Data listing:
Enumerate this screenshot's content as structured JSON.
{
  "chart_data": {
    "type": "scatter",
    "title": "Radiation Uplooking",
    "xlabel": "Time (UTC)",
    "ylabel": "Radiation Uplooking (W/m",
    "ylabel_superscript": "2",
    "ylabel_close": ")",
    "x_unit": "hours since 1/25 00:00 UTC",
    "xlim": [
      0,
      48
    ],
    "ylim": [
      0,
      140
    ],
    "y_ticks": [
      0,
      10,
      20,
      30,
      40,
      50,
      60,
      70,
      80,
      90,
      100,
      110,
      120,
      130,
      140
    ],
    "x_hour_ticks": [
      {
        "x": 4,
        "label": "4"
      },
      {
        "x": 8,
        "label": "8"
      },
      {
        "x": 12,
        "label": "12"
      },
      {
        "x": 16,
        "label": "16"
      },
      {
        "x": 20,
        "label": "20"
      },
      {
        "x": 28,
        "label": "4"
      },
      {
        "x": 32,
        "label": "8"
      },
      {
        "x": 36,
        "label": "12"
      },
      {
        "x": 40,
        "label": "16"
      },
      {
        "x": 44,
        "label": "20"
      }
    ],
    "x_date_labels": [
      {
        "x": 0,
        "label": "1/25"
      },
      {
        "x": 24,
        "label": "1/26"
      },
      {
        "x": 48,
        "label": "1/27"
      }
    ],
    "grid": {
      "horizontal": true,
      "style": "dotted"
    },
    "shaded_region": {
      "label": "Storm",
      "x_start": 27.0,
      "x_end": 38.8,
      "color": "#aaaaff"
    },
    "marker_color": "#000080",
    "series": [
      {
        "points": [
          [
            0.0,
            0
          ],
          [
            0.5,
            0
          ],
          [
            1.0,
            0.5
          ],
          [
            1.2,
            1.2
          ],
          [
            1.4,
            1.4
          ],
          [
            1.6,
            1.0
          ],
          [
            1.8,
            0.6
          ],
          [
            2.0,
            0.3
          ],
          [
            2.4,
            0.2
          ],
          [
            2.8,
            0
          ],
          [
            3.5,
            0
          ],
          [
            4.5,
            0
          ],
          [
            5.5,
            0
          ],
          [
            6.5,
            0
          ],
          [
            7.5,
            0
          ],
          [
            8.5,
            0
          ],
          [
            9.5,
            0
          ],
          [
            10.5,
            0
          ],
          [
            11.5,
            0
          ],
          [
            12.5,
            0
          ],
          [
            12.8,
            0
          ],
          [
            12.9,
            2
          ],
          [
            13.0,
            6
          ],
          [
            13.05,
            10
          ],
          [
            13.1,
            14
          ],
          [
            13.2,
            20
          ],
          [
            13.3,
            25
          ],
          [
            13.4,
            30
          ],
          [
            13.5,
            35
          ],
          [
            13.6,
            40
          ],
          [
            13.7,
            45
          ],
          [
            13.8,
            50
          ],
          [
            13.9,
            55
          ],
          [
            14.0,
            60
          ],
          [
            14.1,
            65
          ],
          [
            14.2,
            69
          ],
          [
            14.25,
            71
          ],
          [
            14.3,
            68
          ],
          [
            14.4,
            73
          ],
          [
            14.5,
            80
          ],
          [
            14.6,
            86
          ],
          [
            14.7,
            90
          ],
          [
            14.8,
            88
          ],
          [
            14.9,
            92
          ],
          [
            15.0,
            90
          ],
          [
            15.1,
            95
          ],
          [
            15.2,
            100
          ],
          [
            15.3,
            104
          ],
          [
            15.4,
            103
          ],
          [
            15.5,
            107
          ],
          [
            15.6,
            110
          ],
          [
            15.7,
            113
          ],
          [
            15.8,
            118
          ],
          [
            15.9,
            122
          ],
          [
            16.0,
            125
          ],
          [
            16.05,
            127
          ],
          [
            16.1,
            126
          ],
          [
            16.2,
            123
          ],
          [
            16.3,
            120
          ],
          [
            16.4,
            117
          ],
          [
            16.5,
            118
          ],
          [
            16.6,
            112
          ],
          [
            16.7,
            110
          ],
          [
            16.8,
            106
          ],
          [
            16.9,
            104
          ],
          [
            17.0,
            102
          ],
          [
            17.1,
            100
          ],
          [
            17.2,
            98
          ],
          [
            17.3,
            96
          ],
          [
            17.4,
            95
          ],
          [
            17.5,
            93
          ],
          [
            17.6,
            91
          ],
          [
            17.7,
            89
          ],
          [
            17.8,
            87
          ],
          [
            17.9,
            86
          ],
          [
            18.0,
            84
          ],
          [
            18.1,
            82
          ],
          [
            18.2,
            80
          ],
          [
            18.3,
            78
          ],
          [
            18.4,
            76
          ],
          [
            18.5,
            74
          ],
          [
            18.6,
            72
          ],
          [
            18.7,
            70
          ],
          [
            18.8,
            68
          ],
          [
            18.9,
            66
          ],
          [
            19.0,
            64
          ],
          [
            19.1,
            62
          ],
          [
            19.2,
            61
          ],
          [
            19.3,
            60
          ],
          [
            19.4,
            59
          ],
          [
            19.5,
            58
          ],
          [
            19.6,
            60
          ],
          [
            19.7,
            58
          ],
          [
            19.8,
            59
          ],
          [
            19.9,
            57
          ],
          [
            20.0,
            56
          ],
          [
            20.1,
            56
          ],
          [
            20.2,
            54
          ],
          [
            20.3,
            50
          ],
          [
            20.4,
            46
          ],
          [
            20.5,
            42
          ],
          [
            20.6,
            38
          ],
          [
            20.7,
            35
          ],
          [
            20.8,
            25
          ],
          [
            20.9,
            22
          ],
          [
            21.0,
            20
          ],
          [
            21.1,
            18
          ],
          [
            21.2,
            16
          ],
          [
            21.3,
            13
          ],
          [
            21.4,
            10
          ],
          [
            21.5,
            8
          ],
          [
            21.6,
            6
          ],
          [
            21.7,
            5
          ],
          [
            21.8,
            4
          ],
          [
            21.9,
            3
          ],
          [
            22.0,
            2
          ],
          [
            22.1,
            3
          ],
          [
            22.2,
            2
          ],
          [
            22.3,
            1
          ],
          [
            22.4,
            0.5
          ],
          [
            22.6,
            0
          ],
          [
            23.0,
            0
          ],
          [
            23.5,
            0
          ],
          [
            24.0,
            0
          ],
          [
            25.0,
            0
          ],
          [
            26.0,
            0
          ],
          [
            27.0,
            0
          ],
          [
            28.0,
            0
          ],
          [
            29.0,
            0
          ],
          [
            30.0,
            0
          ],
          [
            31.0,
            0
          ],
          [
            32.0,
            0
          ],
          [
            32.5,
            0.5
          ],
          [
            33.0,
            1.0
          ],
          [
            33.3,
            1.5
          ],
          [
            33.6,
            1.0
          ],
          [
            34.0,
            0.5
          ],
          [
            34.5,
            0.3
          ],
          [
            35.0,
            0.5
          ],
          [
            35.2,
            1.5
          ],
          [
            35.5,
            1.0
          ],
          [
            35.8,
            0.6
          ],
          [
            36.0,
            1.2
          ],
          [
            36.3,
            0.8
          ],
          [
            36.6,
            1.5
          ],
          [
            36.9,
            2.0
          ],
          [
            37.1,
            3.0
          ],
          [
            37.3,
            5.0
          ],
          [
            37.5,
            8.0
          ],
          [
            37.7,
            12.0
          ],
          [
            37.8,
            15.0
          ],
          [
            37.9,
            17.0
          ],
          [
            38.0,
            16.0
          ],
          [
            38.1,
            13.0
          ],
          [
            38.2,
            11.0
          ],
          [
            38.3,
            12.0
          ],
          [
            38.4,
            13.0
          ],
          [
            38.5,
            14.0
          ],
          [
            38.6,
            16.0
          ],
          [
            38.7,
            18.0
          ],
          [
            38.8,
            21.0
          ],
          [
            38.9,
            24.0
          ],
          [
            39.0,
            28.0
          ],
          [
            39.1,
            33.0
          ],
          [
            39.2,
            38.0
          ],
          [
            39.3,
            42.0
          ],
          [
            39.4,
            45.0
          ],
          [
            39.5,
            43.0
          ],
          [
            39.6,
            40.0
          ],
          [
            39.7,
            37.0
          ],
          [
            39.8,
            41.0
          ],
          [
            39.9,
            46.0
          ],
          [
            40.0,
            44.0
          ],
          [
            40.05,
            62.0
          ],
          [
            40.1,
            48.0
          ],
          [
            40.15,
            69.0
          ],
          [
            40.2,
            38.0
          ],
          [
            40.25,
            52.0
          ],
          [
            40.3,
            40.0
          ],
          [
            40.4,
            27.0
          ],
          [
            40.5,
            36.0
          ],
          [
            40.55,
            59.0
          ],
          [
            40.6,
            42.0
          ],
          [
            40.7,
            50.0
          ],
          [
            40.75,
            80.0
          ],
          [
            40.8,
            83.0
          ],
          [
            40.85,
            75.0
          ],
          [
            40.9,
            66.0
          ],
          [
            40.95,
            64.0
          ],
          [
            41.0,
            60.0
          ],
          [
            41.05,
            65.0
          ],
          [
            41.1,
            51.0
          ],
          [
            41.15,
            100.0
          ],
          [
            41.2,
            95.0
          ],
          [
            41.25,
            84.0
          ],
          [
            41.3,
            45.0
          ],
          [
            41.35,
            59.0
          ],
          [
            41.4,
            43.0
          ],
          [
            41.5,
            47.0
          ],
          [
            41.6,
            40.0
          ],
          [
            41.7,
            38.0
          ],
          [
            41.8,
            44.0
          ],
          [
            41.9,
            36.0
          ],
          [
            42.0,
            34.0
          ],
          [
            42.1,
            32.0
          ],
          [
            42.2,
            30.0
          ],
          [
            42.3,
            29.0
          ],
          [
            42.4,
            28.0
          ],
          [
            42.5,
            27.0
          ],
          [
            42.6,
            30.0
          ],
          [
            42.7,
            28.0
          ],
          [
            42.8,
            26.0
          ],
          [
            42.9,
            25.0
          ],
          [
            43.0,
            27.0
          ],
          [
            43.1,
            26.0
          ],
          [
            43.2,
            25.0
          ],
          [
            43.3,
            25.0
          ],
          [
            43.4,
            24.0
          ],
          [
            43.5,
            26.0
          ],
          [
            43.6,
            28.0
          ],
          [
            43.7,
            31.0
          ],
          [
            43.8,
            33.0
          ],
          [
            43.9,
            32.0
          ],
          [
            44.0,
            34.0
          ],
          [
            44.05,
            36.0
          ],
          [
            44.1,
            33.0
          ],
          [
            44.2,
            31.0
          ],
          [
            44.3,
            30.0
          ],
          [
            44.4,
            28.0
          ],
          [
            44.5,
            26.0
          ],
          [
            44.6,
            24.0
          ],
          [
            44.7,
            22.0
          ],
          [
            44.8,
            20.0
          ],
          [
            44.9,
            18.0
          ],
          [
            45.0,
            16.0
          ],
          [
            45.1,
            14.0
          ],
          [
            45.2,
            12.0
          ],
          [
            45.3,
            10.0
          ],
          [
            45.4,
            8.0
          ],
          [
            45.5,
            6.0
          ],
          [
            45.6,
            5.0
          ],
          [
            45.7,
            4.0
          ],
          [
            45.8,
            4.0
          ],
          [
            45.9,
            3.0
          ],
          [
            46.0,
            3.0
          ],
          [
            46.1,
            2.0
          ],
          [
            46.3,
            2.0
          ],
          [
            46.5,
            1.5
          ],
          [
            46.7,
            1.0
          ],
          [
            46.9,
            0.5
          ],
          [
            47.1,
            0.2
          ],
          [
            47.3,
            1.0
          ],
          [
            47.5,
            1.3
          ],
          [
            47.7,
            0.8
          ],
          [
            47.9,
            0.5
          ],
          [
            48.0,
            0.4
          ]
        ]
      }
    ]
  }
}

Task to carry out =
Scan the material for lines with the word "Uplooking", and copy each line you find.

Result =
    "title": "Radiation Uplooking",
    "ylabel": "Radiation Uplooking (W/m",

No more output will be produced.